WHAT YOU WILL DO
Repeat the records below exactly, leaving out any pictures.

SUPPLIED RECORDS
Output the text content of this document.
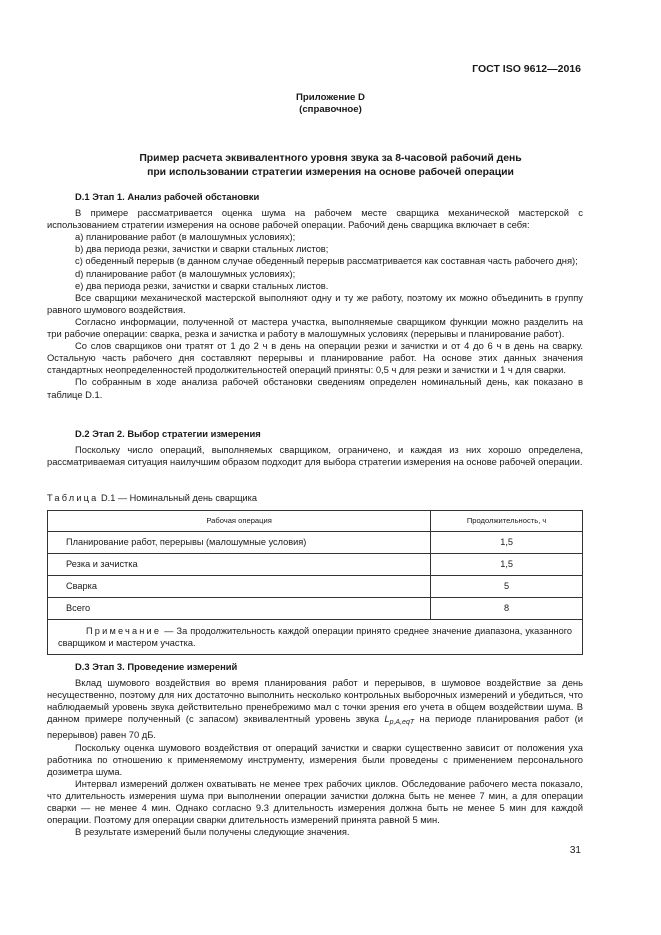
ГОСТ ISO 9612—2016
Приложение D
(справочное)
Пример расчета эквивалентного уровня звука за 8-часовой рабочий день
при использовании стратегии измерения на основе рабочей операции
D.1 Этап 1. Анализ рабочей обстановки

В примере рассматривается оценка шума на рабочем месте сварщика механической мастерской с использованием стратегии измерения на основе рабочей операции. Рабочий день сварщика включает в себя:

а) планирование работ (в малошумных условиях);

b) два периода резки, зачистки и сварки стальных листов;

с) обеденный перерыв (в данном случае обеденный перерыв рассматривается как составная часть рабочего дня);

d) планирование работ (в малошумных условиях);

е) два периода резки, зачистки и сварки стальных листов.

Все сварщики механической мастерской выполняют одну и ту же работу, поэтому их можно объединить в группу равного шумового воздействия.

Согласно информации, полученной от мастера участка, выполняемые сварщиком функции можно разделить на три рабочие операции: сварка, резка и зачистка и работу в малошумных условиях (перерывы и планирование работ).

Со слов сварщиков они тратят от 1 до 2 ч в день на операции резки и зачистки и от 4 до 6 ч в день на сварку. Остальную часть рабочего дня составляют перерывы и планирование работ. На основе этих данных значения стандартных неопределенностей продолжительностей операций приняты: 0,5 ч для резки и зачистки и 1 ч для сварки.

По собранным в ходе анализа рабочей обстановки сведениям определен номинальный день, как показано в таблице D.1.

D.2 Этап 2. Выбор стратегии измерения

Поскольку число операций, выполняемых сварщиком, ограничено, и каждая из них хорошо определена, рассматриваемая ситуация наилучшим образом подходит для выбора стратегии измерения на основе рабочей операции.

Таблица D.1 — Номинальный день сварщика
Рабочая операция	Продолжительность, ч
Планирование работ, перерывы (малошумные условия)	1,5
Резка и зачистка	1,5
Сварка	5
Всего	8
Примечание — За продолжительность каждой операции принято среднее значение диапазона, указанного сварщиком и мастером участка.	
D.3 Этап 3. Проведение измерений

Вклад шумового воздействия во время планирования работ и перерывов, в шумовое воздействие за день несущественно, поэтому для них достаточно выполнить несколько контрольных выборочных измерений и убедиться, что наблюдаемый уровень звука действительно пренебрежимо мал с точки зрения его учета в общем воздействии шума. В данном примере полученный (с запасом) эквивалентный уровень звука $L_{p,A,eqT}$ на периоде планирования работ (и перерывов) равен 70 дБ.

Поскольку оценка шумового воздействия от операций зачистки и сварки существенно зависит от положения уха работника по отношению к применяемому инструменту, измерения были проведены с применением персонального дозиметра шума.

Интервал измерений должен охватывать не менее трех рабочих циклов. Обследование рабочего места показало, что длительность измерения шума при выполнении операции зачистки должна быть не менее 7 мин, а для операции сварки — не менее 4 мин. Однако согласно 9.3 длительность измерения должна быть не менее 5 мин для каждой операции. Поэтому для операции сварки длительность измерений принята равной 5 мин.

В результате измерений были получены следующие значения.

31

FULL SOLUTION
Output the text content of this document.
ГОСТ ISO 9612—2016
Приложение D
(справочное)
Пример расчета эквивалентного уровня звука за 8-часовой рабочий день
при использовании стратегии измерения на основе рабочей операции
D.1 Этап 1. Анализ рабочей обстановки

В примере рассматривается оценка шума на рабочем месте сварщика механической мастерской с использованием стратегии измерения на основе рабочей операции. Рабочий день сварщика включает в себя:

а) планирование работ (в малошумных условиях);

b) два периода резки, зачистки и сварки стальных листов;

с) обеденный перерыв (в данном случае обеденный перерыв рассматривается как составная часть рабочего дня);

d) планирование работ (в малошумных условиях);

е) два периода резки, зачистки и сварки стальных листов.

Все сварщики механической мастерской выполняют одну и ту же работу, поэтому их можно объединить в группу равного шумового воздействия.

Согласно информации, полученной от мастера участка, выполняемые сварщиком функции можно разделить на три рабочие операции: сварка, резка и зачистка и работу в малошумных условиях (перерывы и планирование работ).

Со слов сварщиков они тратят от 1 до 2 ч в день на операции резки и зачистки и от 4 до 6 ч в день на сварку. Остальную часть рабочего дня составляют перерывы и планирование работ. На основе этих данных значения стандартных неопределенностей продолжительностей операций приняты: 0,5 ч для резки и зачистки и 1 ч для сварки.

По собранным в ходе анализа рабочей обстановки сведениям определен номинальный день, как показано в таблице D.1.

D.2 Этап 2. Выбор стратегии измерения

Поскольку число операций, выполняемых сварщиком, ограничено, и каждая из них хорошо определена, рассматриваемая ситуация наилучшим образом подходит для выбора стратегии измерения на основе рабочей операции.

Таблица D.1 — Номинальный день сварщика
Рабочая операция	Продолжительность, ч
Планирование работ, перерывы (малошумные условия)	1,5
Резка и зачистка	1,5
Сварка	5
Всего	8
Примечание — За продолжительность каждой операции принято среднее значение диапазона, указанного сварщиком и мастером участка.	
D.3 Этап 3. Проведение измерений

Вклад шумового воздействия во время планирования работ и перерывов, в шумовое воздействие за день несущественно, поэтому для них достаточно выполнить несколько контрольных выборочных измерений и убедиться, что наблюдаемый уровень звука действительно пренебрежимо мал с точки зрения его учета в общем воздействии шума. В данном примере полученный (с запасом) эквивалентный уровень звука $L_{p,A,eqT}$ на периоде планирования работ (и перерывов) равен 70 дБ.

Поскольку оценка шумового воздействия от операций зачистки и сварки существенно зависит от положения уха работника по отношению к применяемому инструменту, измерения были проведены с применением персонального дозиметра шума.

Интервал измерений должен охватывать не менее трех рабочих циклов. Обследование рабочего места показало, что длительность измерения шума при выполнении операции зачистки должна быть не менее 7 мин, а для операции сварки — не менее 4 мин. Однако согласно 9.3 длительность измерения должна быть не менее 5 мин для каждой операции. Поэтому для операции сварки длительность измерений принята равной 5 мин.

В результате измерений были получены следующие значения.

31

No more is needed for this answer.